Task |
Identify the lines bearing the string "title" and gather them.

(Dataset entries on figures)
>> START

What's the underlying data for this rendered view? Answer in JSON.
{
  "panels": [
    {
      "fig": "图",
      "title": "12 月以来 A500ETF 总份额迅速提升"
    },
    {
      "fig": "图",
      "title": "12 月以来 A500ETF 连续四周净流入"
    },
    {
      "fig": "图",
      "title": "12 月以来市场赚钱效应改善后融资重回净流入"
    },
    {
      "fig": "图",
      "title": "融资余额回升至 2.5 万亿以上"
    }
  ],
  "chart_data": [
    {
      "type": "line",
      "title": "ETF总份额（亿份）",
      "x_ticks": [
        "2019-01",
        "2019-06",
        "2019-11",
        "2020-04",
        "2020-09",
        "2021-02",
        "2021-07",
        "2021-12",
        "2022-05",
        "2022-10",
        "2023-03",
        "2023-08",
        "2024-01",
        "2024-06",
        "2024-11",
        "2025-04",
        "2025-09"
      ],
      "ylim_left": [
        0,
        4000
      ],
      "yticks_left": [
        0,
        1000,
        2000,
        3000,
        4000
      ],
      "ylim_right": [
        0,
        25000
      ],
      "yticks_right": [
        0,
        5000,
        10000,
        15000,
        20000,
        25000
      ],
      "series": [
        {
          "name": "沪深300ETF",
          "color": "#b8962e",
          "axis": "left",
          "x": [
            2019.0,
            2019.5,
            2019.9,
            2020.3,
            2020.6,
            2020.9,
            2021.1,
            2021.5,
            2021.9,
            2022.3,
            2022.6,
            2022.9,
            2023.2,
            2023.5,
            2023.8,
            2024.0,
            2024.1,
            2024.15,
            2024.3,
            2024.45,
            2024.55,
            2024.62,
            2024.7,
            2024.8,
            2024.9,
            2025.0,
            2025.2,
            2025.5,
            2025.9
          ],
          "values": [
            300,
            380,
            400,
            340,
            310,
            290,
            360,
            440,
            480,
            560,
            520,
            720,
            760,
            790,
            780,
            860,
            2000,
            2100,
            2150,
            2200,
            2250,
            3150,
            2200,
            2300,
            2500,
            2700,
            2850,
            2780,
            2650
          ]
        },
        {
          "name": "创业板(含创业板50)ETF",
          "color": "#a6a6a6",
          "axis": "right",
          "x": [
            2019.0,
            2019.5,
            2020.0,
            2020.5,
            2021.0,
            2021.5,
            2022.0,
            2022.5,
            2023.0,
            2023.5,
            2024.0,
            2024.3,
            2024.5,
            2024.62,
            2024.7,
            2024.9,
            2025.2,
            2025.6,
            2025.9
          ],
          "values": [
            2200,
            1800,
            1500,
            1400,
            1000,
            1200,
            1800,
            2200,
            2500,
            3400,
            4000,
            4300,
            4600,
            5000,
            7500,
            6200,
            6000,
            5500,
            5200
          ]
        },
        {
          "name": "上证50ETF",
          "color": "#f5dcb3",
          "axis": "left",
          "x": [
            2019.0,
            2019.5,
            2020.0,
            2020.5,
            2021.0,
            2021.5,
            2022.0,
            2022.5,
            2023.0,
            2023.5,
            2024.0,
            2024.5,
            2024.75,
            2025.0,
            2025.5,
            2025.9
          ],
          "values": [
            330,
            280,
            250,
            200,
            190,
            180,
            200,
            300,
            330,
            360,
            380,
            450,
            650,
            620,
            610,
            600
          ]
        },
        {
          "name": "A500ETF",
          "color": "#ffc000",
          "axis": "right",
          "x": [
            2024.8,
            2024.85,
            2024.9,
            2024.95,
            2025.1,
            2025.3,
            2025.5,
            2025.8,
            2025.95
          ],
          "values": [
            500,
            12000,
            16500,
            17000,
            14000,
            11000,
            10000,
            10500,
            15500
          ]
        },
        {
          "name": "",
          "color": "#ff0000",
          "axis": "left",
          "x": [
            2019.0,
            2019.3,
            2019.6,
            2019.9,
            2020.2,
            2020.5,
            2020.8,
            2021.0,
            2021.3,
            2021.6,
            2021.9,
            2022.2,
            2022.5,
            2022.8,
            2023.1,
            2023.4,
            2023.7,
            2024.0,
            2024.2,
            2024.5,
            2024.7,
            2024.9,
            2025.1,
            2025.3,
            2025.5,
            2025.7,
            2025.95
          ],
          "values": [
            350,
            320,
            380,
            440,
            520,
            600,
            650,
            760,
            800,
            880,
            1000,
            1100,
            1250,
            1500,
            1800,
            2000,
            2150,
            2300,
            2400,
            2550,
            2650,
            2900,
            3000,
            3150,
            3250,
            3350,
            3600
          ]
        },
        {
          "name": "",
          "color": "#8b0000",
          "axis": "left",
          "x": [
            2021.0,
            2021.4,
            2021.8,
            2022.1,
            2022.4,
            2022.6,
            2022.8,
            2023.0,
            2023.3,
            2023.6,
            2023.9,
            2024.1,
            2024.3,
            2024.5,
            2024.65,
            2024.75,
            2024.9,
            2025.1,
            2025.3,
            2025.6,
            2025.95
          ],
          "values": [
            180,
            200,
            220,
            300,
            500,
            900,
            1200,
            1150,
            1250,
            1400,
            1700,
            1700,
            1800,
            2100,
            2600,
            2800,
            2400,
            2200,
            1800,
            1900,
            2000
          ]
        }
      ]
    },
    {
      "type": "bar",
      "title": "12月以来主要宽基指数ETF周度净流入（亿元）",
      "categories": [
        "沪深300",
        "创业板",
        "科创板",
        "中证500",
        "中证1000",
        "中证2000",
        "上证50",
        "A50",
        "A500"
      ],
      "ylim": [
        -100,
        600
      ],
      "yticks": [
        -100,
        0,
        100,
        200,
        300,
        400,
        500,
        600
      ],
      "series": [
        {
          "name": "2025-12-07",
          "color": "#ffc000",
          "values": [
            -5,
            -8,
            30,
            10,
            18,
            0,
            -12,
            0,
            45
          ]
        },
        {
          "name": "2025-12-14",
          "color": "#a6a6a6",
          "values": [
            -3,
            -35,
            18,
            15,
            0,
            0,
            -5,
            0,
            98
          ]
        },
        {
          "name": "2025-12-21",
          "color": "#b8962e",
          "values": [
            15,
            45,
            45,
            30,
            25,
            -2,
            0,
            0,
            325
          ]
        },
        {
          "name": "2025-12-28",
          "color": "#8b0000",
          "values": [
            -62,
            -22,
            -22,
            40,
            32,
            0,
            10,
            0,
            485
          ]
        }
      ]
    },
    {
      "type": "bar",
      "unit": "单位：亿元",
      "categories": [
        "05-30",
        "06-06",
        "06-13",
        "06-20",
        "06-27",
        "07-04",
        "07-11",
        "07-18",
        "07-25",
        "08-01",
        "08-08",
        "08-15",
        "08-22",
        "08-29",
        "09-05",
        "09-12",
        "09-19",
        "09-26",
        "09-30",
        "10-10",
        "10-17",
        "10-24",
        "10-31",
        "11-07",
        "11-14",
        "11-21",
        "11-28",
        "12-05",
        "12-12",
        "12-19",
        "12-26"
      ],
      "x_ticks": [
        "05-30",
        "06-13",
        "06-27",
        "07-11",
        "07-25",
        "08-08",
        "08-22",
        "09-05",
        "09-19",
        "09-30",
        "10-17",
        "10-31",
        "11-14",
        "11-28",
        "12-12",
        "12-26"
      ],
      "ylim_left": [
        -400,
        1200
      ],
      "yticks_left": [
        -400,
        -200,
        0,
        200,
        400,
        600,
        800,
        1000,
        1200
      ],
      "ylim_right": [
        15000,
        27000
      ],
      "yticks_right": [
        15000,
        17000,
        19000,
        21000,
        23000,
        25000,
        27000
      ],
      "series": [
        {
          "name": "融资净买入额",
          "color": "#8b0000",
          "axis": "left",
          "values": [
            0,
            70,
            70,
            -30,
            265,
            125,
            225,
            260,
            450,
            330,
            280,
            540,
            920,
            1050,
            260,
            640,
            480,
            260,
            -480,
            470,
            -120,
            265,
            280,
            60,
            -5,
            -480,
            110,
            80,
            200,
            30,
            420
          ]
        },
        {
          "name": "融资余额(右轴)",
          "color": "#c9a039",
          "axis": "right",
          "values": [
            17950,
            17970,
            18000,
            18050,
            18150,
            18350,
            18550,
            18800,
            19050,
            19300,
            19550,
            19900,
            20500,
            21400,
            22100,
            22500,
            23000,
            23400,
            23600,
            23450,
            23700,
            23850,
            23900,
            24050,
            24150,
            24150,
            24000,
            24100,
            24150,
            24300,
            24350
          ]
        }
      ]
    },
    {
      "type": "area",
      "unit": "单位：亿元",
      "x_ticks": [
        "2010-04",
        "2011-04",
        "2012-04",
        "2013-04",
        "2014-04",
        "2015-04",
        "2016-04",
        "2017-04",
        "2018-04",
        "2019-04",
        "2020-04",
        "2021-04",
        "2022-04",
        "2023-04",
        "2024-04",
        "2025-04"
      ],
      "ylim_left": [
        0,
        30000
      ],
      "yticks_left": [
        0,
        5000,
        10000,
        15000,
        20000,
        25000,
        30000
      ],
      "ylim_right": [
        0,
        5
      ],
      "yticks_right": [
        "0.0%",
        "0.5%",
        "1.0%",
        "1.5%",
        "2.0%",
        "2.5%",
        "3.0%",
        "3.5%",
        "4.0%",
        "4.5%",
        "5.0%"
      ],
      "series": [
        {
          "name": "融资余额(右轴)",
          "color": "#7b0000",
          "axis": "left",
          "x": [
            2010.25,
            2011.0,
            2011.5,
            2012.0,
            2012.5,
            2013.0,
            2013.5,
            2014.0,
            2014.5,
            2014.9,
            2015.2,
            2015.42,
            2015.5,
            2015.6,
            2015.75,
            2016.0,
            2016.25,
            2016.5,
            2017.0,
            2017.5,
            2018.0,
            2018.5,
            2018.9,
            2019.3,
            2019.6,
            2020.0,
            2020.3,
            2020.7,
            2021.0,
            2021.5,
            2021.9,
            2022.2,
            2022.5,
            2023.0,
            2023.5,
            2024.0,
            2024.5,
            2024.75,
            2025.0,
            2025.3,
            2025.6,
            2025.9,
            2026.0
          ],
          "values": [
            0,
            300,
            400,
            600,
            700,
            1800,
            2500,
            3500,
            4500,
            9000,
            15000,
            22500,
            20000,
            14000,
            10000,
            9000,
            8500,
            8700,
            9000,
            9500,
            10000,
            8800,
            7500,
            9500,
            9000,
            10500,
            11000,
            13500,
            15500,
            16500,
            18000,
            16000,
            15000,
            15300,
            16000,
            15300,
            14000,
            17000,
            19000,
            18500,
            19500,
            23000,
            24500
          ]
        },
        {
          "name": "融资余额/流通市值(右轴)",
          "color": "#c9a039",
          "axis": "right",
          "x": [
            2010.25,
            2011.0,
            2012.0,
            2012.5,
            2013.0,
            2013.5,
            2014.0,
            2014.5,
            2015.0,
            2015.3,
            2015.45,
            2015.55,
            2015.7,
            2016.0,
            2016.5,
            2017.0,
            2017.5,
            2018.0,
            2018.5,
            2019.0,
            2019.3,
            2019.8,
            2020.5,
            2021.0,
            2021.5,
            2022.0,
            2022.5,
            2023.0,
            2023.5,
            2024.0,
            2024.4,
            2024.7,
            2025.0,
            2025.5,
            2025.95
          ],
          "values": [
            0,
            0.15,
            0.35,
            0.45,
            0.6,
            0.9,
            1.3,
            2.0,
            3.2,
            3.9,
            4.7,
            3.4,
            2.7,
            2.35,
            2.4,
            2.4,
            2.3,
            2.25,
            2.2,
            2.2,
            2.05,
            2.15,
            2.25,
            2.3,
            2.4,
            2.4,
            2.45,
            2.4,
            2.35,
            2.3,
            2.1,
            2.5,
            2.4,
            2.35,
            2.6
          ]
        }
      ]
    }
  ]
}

>> END

Task result |
      "title": "12 月以来 A500ETF 总份额迅速提升"
      "title": "12 月以来 A500ETF 连续四周净流入"
      "title": "12 月以来市场赚钱效应改善后融资重回净流入"
      "title": "融资余额回升至 2.5 万亿以上"
      "title": "ETF总份额（亿份）",
      "title": "12月以来主要宽基指数ETF周度净流入（亿元）",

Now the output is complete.